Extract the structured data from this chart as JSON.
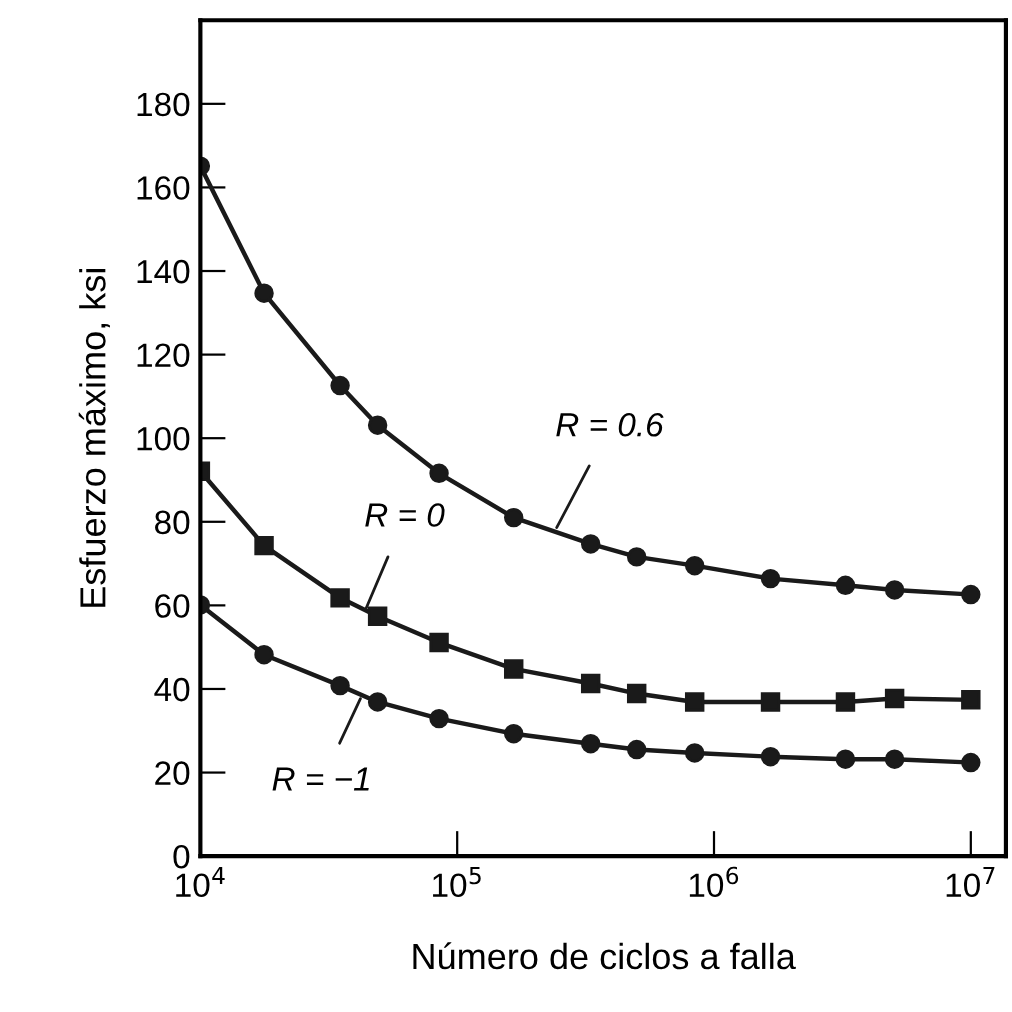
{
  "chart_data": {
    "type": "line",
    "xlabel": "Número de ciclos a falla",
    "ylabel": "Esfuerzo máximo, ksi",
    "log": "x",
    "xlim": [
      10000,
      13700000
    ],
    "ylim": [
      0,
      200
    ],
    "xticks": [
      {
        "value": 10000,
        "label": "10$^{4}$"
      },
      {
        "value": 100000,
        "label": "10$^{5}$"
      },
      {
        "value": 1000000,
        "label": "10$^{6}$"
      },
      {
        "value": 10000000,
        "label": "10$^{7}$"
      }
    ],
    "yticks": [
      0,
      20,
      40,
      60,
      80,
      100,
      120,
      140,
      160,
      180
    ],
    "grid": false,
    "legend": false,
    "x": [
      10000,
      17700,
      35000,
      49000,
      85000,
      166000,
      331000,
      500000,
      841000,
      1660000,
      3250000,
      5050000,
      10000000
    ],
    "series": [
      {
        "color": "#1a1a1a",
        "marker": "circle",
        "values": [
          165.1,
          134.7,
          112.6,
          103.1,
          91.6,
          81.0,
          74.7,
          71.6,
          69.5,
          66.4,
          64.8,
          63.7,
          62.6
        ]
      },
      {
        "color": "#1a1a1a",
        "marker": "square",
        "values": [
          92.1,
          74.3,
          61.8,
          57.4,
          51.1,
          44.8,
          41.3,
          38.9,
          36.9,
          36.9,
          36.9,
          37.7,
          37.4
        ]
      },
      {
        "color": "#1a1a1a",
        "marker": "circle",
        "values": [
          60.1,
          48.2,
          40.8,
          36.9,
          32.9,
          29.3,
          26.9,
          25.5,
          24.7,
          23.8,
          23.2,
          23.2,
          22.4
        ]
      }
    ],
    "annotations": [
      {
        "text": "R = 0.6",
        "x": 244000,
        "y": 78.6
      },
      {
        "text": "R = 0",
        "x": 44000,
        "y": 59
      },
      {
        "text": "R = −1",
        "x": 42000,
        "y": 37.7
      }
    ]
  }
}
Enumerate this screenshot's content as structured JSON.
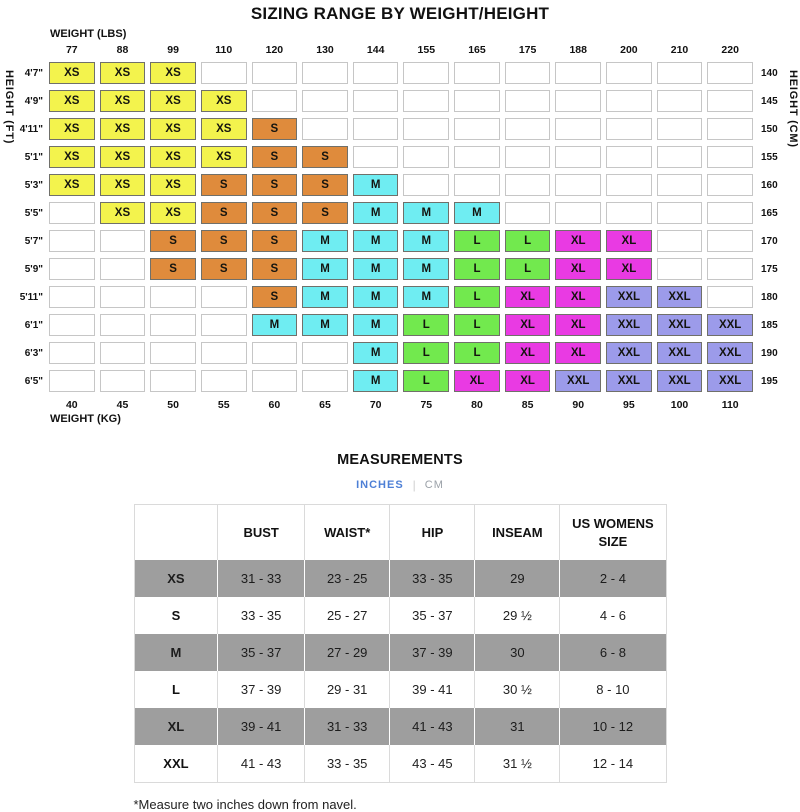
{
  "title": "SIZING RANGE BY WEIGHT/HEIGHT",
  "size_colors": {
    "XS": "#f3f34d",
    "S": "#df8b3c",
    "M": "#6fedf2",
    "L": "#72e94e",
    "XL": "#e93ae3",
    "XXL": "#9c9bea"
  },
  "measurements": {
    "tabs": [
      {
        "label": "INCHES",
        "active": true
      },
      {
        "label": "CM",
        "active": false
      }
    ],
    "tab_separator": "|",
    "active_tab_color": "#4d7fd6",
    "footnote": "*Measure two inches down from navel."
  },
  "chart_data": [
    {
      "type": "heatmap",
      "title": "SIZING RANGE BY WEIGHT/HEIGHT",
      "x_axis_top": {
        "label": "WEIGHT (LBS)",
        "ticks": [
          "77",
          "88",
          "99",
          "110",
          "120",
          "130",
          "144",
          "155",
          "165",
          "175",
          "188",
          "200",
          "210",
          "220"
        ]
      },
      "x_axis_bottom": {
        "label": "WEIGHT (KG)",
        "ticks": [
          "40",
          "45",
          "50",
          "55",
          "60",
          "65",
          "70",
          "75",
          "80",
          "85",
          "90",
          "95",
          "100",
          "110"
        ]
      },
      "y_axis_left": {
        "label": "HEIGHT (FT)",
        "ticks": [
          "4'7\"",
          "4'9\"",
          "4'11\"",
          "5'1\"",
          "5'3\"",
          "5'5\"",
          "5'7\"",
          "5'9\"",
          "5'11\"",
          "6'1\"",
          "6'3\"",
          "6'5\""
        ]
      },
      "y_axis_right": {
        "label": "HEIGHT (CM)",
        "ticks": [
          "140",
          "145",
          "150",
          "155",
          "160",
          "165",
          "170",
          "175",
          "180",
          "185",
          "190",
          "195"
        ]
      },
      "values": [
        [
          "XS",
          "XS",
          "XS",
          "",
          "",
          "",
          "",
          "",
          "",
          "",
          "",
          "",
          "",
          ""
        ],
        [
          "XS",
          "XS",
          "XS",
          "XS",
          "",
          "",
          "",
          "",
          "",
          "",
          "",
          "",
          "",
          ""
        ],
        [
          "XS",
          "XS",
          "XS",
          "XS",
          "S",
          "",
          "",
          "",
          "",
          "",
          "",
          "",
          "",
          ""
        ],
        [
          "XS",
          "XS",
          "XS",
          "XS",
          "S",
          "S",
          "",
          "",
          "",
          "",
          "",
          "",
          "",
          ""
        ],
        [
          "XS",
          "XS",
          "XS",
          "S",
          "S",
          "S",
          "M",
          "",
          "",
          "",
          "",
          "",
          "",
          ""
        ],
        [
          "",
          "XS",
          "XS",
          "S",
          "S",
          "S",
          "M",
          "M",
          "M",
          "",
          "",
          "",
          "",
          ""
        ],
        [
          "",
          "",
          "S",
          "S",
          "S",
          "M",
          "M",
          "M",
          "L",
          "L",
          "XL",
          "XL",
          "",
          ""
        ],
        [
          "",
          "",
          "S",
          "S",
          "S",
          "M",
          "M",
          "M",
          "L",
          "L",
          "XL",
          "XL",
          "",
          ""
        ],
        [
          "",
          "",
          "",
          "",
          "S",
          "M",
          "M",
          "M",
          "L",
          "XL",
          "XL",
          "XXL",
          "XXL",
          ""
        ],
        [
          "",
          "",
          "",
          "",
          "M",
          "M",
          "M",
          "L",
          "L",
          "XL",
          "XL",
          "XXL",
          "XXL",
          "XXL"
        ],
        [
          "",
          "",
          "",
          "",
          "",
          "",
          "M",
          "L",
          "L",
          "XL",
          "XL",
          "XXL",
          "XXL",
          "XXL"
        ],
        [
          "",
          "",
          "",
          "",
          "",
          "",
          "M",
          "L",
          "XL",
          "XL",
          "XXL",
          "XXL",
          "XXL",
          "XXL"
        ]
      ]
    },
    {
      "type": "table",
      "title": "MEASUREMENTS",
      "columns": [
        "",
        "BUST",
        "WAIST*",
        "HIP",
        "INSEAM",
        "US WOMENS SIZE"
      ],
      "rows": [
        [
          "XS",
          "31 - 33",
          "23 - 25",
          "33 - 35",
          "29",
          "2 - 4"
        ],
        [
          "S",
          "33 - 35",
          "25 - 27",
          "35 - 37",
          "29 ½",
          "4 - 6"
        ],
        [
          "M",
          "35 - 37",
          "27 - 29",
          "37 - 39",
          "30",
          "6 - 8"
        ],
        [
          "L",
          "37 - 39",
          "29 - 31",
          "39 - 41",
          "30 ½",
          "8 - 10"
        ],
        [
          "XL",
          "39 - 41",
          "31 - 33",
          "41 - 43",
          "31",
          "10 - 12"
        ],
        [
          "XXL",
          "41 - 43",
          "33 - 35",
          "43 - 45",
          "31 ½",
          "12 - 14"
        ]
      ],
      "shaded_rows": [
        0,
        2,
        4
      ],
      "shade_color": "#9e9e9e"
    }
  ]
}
══════════
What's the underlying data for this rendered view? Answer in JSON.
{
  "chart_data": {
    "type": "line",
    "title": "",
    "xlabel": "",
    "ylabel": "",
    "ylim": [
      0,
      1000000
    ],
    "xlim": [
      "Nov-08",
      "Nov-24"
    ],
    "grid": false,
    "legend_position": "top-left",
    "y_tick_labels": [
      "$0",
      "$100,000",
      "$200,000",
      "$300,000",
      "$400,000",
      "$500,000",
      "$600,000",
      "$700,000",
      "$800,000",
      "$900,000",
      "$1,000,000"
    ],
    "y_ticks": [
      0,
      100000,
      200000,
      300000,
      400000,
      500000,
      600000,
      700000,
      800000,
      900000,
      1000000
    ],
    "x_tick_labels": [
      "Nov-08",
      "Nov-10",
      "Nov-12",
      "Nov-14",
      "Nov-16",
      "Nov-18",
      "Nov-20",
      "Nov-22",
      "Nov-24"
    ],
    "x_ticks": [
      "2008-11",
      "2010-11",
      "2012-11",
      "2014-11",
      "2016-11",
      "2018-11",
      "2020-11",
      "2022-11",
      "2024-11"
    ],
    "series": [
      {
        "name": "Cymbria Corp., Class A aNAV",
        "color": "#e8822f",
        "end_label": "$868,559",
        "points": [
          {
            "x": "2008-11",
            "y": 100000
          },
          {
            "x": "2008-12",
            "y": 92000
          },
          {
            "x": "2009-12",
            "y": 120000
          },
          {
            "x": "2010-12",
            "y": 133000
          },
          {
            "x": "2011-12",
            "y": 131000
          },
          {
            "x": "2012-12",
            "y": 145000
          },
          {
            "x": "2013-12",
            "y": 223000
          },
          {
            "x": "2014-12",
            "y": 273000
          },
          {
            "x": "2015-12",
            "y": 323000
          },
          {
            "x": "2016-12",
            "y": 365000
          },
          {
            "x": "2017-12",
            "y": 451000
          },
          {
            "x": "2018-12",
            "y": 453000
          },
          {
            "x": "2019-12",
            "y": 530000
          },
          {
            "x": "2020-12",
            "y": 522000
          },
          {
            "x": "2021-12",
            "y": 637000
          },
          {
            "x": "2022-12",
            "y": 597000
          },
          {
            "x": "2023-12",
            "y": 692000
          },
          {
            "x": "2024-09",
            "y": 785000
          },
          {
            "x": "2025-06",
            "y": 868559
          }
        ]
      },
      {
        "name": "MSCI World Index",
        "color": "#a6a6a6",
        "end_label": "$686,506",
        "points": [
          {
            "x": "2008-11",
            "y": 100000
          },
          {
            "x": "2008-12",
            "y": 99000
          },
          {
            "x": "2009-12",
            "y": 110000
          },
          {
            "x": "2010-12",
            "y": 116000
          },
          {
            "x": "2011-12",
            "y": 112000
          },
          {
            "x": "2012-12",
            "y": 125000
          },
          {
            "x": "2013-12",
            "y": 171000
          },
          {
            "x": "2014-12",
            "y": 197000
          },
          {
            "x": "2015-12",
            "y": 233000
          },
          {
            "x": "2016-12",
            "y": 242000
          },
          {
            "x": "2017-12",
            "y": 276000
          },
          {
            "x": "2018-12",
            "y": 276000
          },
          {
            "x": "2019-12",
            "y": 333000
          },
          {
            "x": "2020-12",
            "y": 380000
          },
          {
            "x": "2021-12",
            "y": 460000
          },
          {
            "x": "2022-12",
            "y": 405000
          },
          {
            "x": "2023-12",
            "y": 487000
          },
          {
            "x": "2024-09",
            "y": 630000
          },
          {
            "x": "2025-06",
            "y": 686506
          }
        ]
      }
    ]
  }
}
══════════
## WHAT IS EXPECTED
Above are lines of data; state how many of them contain the word "name", with no other output.

## SOLUTION BELOW
2